Exercise brief: The records should be repeated word for word, pictures excluded.

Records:
╭──

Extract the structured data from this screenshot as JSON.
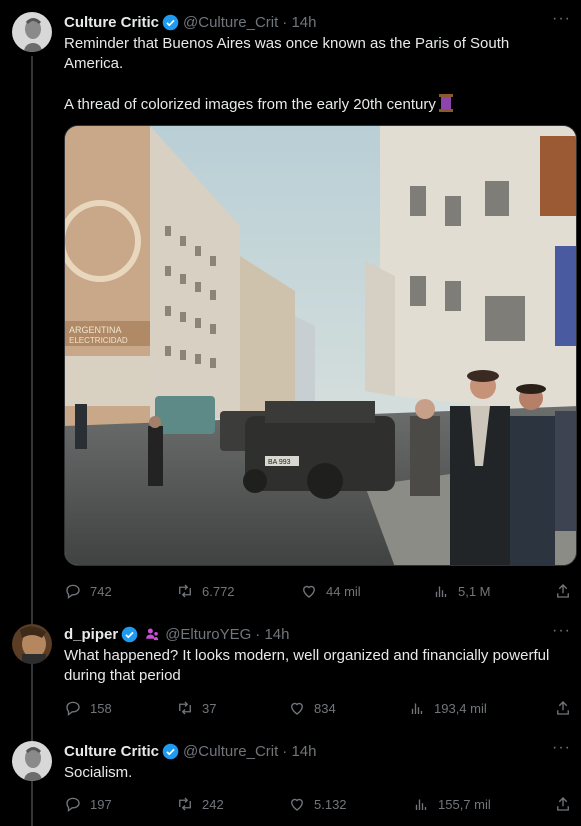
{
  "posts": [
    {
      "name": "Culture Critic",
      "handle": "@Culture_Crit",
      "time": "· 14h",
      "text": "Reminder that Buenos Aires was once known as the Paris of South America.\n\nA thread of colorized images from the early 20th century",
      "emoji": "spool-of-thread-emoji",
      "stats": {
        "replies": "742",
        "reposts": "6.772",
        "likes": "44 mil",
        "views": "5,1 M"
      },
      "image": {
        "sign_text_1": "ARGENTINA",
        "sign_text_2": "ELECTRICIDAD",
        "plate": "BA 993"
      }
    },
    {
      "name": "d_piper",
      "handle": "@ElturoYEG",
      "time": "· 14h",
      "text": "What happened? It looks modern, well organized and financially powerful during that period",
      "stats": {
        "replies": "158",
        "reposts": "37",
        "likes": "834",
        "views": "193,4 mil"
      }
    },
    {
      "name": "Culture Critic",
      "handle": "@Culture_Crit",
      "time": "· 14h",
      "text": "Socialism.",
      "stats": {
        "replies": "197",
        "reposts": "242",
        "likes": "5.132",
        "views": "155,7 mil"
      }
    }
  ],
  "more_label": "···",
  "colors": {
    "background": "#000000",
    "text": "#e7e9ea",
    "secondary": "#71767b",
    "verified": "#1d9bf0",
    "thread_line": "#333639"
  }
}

╰──

Completed task:
Extract the structured data from this screenshot as JSON.
{
  "posts": [
    {
      "name": "Culture Critic",
      "handle": "@Culture_Crit",
      "time": "· 14h",
      "text": "Reminder that Buenos Aires was once known as the Paris of South America.\n\nA thread of colorized images from the early 20th century",
      "emoji": "spool-of-thread-emoji",
      "stats": {
        "replies": "742",
        "reposts": "6.772",
        "likes": "44 mil",
        "views": "5,1 M"
      },
      "image": {
        "sign_text_1": "ARGENTINA",
        "sign_text_2": "ELECTRICIDAD",
        "plate": "BA 993"
      }
    },
    {
      "name": "d_piper",
      "handle": "@ElturoYEG",
      "time": "· 14h",
      "text": "What happened? It looks modern, well organized and financially powerful during that period",
      "stats": {
        "replies": "158",
        "reposts": "37",
        "likes": "834",
        "views": "193,4 mil"
      }
    },
    {
      "name": "Culture Critic",
      "handle": "@Culture_Crit",
      "time": "· 14h",
      "text": "Socialism.",
      "stats": {
        "replies": "197",
        "reposts": "242",
        "likes": "5.132",
        "views": "155,7 mil"
      }
    }
  ],
  "more_label": "···",
  "colors": {
    "background": "#000000",
    "text": "#e7e9ea",
    "secondary": "#71767b",
    "verified": "#1d9bf0",
    "thread_line": "#333639"
  }
}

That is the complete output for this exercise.